Filter the data below for the string "плейлист" and copy each matching line.

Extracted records
****************

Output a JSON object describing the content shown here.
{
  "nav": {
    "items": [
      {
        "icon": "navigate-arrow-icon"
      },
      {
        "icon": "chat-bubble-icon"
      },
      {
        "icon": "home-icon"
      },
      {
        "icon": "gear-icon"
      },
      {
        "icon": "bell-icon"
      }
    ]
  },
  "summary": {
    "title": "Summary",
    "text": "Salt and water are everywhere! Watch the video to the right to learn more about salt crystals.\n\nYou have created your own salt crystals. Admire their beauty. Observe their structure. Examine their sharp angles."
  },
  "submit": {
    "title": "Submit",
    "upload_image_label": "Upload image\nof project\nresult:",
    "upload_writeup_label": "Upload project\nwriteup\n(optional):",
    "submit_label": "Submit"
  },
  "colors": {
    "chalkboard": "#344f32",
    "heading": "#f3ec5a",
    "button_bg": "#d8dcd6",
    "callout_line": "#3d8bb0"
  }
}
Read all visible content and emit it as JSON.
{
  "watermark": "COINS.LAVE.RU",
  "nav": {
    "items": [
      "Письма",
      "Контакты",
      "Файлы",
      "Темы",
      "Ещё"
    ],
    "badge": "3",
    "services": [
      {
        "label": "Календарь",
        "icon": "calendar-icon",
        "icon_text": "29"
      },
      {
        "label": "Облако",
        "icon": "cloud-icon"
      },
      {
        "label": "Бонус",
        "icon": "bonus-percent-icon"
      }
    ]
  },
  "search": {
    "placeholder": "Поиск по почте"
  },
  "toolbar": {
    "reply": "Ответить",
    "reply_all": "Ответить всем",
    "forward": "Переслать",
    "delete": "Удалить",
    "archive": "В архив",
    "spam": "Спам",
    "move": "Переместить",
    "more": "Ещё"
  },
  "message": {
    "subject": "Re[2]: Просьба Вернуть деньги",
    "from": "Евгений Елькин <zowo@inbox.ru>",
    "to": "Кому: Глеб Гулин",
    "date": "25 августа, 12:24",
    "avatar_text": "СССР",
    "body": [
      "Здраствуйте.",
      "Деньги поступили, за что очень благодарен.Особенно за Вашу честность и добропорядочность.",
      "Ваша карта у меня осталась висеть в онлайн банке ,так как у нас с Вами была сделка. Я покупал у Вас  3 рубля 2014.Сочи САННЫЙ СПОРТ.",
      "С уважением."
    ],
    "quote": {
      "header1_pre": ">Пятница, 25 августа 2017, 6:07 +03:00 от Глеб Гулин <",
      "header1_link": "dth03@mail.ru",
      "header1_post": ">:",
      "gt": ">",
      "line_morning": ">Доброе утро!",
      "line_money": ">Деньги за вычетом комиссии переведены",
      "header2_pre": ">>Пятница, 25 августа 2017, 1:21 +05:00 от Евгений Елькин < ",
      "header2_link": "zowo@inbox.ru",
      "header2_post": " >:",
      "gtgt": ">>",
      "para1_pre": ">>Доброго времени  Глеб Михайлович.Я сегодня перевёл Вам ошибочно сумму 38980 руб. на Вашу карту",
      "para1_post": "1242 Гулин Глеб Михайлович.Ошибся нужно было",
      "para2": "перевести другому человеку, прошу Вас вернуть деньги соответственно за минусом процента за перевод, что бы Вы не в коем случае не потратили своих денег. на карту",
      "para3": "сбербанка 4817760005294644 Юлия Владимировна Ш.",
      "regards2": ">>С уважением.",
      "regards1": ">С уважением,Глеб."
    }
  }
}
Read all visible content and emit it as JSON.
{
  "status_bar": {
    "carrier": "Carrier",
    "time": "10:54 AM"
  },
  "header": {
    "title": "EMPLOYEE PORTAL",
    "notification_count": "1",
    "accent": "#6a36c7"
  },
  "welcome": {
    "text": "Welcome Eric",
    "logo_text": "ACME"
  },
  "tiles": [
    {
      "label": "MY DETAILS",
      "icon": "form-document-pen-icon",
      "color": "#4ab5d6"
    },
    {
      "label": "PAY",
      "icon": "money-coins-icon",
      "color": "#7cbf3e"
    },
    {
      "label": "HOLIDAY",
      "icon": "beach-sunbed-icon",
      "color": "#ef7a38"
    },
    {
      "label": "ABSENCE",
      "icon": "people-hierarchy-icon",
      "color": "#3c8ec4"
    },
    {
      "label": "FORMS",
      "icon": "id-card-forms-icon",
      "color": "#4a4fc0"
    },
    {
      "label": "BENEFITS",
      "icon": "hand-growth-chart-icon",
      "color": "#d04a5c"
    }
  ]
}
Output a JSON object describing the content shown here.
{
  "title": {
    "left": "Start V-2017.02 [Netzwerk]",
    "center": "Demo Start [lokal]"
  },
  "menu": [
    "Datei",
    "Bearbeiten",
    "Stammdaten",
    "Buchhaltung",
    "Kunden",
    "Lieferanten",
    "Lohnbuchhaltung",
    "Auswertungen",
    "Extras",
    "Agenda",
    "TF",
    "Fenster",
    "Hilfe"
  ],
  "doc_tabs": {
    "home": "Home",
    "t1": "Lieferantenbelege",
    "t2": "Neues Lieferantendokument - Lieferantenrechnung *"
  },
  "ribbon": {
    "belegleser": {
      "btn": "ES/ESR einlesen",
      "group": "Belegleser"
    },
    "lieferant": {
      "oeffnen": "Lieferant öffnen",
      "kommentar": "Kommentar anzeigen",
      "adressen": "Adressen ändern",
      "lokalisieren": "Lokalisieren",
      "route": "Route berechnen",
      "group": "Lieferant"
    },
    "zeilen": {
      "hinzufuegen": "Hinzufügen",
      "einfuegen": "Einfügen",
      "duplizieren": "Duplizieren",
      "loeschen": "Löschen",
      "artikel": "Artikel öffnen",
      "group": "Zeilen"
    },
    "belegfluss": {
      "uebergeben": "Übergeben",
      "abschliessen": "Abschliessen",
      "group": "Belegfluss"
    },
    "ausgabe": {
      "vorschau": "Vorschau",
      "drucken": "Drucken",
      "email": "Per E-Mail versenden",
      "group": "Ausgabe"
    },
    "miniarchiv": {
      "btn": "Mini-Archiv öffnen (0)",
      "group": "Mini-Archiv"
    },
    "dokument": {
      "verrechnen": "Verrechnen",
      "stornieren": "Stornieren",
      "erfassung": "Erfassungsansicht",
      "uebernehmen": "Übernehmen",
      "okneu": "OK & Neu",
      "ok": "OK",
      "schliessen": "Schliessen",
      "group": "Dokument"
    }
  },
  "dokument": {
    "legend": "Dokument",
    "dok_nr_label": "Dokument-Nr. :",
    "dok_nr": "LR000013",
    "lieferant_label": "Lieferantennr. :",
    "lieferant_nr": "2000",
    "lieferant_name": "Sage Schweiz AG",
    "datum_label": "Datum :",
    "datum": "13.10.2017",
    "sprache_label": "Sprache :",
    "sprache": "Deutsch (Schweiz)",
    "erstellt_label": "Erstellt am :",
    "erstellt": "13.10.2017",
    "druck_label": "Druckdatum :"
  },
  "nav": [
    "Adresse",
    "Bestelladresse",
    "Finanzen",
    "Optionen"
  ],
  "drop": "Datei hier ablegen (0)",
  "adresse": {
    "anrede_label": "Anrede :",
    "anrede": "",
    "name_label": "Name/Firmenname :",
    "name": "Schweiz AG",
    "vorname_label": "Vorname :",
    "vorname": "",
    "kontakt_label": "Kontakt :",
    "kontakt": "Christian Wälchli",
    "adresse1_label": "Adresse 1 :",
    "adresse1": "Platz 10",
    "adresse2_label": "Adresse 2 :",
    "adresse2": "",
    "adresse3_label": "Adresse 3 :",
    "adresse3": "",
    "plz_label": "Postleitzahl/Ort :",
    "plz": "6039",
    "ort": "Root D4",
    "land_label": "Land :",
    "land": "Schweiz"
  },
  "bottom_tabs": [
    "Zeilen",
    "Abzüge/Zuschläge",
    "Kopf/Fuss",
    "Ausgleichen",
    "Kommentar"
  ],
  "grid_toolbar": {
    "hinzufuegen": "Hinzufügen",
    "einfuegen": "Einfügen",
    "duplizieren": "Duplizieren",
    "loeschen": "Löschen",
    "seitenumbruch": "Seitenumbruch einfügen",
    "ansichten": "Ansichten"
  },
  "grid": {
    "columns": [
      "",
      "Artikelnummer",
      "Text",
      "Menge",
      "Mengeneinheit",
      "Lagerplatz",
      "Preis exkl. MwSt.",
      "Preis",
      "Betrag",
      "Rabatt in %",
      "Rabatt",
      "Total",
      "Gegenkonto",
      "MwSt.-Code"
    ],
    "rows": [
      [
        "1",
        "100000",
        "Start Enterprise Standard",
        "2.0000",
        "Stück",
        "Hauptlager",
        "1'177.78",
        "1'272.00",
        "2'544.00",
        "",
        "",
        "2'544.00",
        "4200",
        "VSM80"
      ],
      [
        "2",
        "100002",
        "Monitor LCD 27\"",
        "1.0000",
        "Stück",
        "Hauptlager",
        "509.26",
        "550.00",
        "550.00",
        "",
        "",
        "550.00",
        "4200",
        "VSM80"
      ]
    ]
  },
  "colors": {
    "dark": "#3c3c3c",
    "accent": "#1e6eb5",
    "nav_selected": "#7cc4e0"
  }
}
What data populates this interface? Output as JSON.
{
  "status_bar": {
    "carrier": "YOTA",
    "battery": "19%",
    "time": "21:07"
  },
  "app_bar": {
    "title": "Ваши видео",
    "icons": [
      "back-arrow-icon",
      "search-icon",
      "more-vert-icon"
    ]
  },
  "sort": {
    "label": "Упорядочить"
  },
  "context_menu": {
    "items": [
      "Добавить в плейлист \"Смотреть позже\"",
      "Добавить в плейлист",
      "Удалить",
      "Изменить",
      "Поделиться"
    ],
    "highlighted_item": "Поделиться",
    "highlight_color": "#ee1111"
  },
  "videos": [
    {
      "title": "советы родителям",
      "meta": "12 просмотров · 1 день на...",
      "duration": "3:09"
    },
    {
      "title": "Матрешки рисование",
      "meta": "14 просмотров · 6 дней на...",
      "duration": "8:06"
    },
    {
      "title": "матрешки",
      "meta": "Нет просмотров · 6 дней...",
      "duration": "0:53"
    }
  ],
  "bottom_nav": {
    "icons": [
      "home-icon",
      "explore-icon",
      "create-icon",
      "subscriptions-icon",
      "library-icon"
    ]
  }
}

****************

_Result of this task_.
      "Добавить в плейлист \"Смотреть позже\"",
      "Добавить в плейлист",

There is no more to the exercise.